#### Source data

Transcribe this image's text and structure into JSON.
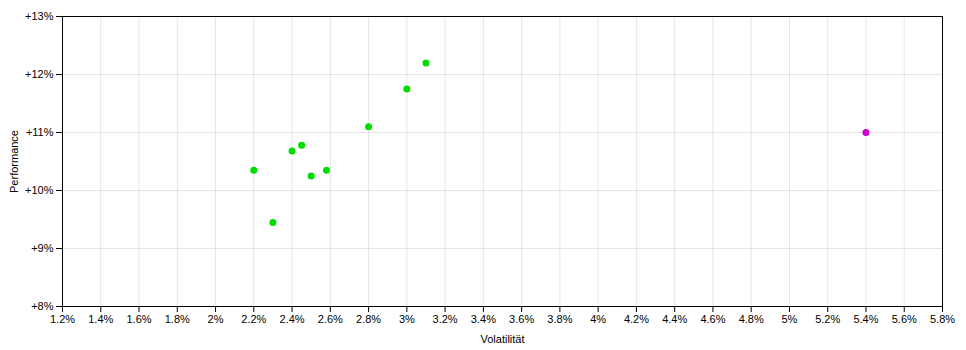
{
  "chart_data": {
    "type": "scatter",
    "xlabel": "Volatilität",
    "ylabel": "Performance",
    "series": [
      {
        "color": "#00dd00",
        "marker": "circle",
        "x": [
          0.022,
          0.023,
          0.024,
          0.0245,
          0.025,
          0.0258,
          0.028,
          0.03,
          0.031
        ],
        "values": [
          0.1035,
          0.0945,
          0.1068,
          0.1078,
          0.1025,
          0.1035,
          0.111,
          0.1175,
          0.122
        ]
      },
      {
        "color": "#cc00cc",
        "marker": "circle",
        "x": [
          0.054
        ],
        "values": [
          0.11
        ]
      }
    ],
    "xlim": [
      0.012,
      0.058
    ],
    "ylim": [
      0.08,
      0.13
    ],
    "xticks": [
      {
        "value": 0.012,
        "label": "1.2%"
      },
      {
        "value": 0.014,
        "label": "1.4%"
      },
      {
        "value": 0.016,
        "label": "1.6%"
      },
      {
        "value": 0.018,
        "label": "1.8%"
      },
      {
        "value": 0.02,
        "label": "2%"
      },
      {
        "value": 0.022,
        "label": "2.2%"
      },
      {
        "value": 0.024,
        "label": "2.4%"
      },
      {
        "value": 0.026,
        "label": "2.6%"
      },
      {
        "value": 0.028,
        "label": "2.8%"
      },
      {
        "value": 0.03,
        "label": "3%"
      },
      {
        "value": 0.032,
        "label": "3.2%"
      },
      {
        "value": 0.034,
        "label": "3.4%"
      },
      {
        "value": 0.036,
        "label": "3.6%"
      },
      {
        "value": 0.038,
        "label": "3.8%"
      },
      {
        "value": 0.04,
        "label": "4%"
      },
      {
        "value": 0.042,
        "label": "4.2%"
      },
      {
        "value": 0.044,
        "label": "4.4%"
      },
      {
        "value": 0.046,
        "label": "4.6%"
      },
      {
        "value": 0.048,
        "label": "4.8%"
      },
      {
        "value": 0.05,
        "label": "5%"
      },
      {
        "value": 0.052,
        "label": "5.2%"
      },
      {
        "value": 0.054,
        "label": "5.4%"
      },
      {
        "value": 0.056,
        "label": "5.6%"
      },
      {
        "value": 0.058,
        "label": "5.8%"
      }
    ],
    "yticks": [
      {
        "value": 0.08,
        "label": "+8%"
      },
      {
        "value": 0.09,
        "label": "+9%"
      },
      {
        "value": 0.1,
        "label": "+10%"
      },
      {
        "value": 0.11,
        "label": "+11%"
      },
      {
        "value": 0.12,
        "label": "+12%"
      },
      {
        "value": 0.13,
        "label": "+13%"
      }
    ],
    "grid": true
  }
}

#### Work to complete
Leave out the pictures and return every record word for word.

#### Expected output
Transcribe this image's text and structure into JSON.
{
  "chart_data": {
    "type": "scatter",
    "xlabel": "Volatilität",
    "ylabel": "Performance",
    "series": [
      {
        "color": "#00dd00",
        "marker": "circle",
        "x": [
          0.022,
          0.023,
          0.024,
          0.0245,
          0.025,
          0.0258,
          0.028,
          0.03,
          0.031
        ],
        "values": [
          0.1035,
          0.0945,
          0.1068,
          0.1078,
          0.1025,
          0.1035,
          0.111,
          0.1175,
          0.122
        ]
      },
      {
        "color": "#cc00cc",
        "marker": "circle",
        "x": [
          0.054
        ],
        "values": [
          0.11
        ]
      }
    ],
    "xlim": [
      0.012,
      0.058
    ],
    "ylim": [
      0.08,
      0.13
    ],
    "xticks": [
      {
        "value": 0.012,
        "label": "1.2%"
      },
      {
        "value": 0.014,
        "label": "1.4%"
      },
      {
        "value": 0.016,
        "label": "1.6%"
      },
      {
        "value": 0.018,
        "label": "1.8%"
      },
      {
        "value": 0.02,
        "label": "2%"
      },
      {
        "value": 0.022,
        "label": "2.2%"
      },
      {
        "value": 0.024,
        "label": "2.4%"
      },
      {
        "value": 0.026,
        "label": "2.6%"
      },
      {
        "value": 0.028,
        "label": "2.8%"
      },
      {
        "value": 0.03,
        "label": "3%"
      },
      {
        "value": 0.032,
        "label": "3.2%"
      },
      {
        "value": 0.034,
        "label": "3.4%"
      },
      {
        "value": 0.036,
        "label": "3.6%"
      },
      {
        "value": 0.038,
        "label": "3.8%"
      },
      {
        "value": 0.04,
        "label": "4%"
      },
      {
        "value": 0.042,
        "label": "4.2%"
      },
      {
        "value": 0.044,
        "label": "4.4%"
      },
      {
        "value": 0.046,
        "label": "4.6%"
      },
      {
        "value": 0.048,
        "label": "4.8%"
      },
      {
        "value": 0.05,
        "label": "5%"
      },
      {
        "value": 0.052,
        "label": "5.2%"
      },
      {
        "value": 0.054,
        "label": "5.4%"
      },
      {
        "value": 0.056,
        "label": "5.6%"
      },
      {
        "value": 0.058,
        "label": "5.8%"
      }
    ],
    "yticks": [
      {
        "value": 0.08,
        "label": "+8%"
      },
      {
        "value": 0.09,
        "label": "+9%"
      },
      {
        "value": 0.1,
        "label": "+10%"
      },
      {
        "value": 0.11,
        "label": "+11%"
      },
      {
        "value": 0.12,
        "label": "+12%"
      },
      {
        "value": 0.13,
        "label": "+13%"
      }
    ],
    "grid": true
  }
}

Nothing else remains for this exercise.